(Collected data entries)
────────────────────
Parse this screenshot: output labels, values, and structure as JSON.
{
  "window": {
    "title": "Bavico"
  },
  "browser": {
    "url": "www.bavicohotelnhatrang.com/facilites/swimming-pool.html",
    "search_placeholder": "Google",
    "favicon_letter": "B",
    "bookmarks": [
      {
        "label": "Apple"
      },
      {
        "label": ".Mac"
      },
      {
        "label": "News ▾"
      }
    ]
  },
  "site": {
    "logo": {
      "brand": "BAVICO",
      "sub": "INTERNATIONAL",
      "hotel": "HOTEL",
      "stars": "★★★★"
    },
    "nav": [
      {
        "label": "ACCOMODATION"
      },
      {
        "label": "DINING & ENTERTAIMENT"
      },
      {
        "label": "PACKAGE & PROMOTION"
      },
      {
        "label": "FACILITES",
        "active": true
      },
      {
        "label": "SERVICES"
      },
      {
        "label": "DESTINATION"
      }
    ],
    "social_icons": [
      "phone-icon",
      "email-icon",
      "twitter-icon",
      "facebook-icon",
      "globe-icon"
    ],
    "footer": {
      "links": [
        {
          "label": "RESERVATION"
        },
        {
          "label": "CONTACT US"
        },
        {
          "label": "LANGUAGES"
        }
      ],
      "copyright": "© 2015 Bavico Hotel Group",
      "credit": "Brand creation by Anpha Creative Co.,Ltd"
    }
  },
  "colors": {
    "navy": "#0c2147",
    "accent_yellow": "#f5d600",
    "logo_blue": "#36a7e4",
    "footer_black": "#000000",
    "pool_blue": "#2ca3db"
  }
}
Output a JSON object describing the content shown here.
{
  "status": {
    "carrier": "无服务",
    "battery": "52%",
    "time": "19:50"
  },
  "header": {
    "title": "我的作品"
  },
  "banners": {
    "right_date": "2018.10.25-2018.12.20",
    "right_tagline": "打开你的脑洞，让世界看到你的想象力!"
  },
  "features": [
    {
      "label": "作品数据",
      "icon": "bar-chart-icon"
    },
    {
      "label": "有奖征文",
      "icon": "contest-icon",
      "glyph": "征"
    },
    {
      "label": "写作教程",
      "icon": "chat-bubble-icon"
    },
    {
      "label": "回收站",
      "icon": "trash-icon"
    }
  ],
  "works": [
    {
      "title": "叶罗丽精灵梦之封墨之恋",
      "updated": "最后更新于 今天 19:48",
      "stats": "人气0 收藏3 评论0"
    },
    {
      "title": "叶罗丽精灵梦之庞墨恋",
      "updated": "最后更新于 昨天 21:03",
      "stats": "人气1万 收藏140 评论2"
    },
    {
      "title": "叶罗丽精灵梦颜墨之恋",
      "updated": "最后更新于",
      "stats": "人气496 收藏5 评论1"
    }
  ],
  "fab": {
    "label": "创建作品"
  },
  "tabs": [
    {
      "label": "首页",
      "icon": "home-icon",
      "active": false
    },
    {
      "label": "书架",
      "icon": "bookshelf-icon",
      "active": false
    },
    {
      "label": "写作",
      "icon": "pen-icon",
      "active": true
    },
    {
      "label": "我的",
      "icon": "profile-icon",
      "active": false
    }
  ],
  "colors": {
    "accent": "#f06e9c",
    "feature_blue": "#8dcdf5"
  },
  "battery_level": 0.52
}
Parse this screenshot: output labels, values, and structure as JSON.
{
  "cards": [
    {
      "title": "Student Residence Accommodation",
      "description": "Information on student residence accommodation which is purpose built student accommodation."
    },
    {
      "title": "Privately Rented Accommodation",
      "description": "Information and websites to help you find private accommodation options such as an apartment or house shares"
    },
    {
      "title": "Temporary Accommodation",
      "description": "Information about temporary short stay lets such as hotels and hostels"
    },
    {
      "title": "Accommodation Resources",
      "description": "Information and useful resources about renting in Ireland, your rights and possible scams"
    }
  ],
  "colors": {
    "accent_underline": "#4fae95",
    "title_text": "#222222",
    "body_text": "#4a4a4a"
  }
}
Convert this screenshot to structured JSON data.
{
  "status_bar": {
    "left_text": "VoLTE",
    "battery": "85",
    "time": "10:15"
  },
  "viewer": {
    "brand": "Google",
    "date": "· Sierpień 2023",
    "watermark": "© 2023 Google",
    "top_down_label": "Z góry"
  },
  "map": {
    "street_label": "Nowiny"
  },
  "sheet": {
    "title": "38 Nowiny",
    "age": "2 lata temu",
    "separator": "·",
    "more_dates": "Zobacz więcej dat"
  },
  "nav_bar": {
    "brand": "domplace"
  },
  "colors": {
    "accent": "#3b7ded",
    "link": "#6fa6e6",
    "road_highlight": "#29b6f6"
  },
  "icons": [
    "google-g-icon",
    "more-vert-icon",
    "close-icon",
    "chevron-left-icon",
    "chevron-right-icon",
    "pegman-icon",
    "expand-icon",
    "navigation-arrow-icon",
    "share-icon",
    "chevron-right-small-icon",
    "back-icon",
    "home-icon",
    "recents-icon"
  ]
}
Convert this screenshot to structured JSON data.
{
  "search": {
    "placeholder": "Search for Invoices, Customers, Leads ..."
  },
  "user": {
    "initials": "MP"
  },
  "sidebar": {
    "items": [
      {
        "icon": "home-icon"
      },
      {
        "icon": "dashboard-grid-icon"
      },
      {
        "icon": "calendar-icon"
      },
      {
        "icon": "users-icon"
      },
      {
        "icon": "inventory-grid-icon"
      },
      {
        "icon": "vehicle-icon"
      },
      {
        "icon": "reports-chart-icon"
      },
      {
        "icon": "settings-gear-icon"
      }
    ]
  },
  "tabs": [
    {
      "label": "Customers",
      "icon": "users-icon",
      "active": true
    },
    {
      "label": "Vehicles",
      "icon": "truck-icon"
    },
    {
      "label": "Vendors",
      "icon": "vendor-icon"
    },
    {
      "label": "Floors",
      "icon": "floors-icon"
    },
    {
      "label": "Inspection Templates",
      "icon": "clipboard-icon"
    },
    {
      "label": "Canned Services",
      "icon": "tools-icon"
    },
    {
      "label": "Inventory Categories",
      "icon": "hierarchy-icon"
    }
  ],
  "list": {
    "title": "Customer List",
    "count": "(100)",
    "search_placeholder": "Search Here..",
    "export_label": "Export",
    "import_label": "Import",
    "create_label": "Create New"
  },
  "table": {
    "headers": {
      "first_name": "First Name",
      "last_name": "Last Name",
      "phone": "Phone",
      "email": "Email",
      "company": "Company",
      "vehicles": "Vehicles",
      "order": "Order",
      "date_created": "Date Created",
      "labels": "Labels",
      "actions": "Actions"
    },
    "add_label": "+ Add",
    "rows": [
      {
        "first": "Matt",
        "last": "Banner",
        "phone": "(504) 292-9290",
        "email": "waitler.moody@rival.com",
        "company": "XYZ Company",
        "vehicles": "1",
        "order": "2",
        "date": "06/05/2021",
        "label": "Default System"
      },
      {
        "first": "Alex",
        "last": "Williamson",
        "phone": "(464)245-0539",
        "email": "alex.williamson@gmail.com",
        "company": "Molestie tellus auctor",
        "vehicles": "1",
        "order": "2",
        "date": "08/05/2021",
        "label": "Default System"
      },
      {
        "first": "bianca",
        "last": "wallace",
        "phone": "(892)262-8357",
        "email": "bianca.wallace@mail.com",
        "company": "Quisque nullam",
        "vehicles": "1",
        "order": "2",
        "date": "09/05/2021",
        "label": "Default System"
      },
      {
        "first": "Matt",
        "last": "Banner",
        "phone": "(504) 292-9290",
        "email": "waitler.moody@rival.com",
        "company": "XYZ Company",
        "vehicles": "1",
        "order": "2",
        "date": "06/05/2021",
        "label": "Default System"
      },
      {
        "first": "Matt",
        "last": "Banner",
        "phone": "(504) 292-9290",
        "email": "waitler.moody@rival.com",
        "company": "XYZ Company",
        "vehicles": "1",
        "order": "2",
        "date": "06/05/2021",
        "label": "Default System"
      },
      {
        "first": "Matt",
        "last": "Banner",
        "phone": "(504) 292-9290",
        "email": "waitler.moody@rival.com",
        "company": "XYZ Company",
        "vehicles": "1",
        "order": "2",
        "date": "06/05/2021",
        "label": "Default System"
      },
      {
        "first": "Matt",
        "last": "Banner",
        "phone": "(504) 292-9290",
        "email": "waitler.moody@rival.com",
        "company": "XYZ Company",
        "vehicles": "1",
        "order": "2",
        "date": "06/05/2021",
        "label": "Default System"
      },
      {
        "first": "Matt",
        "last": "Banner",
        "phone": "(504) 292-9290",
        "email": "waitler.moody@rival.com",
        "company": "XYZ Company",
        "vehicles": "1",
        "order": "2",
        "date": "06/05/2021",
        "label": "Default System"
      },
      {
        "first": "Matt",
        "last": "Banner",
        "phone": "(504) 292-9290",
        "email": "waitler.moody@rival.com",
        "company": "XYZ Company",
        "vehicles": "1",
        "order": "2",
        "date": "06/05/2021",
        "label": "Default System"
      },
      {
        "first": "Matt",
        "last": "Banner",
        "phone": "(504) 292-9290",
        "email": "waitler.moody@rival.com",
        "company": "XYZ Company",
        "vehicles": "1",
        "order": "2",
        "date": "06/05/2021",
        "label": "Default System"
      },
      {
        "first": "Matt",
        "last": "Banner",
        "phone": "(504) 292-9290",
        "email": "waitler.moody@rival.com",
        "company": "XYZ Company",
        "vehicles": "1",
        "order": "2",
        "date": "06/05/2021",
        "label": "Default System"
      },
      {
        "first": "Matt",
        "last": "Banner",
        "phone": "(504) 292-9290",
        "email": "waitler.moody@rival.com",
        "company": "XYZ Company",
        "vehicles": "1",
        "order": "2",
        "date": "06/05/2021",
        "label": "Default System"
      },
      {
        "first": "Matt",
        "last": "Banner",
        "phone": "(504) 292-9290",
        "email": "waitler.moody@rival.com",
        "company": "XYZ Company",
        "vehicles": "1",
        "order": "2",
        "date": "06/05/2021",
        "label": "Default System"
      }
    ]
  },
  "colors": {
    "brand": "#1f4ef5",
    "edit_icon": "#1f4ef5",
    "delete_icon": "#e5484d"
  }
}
────────────────────
--- Job ---
Pull out every line in the material above where "wallace" occurs.

--- Written solution ---
        "last": "wallace",
        "email": "bianca.wallace@mail.com",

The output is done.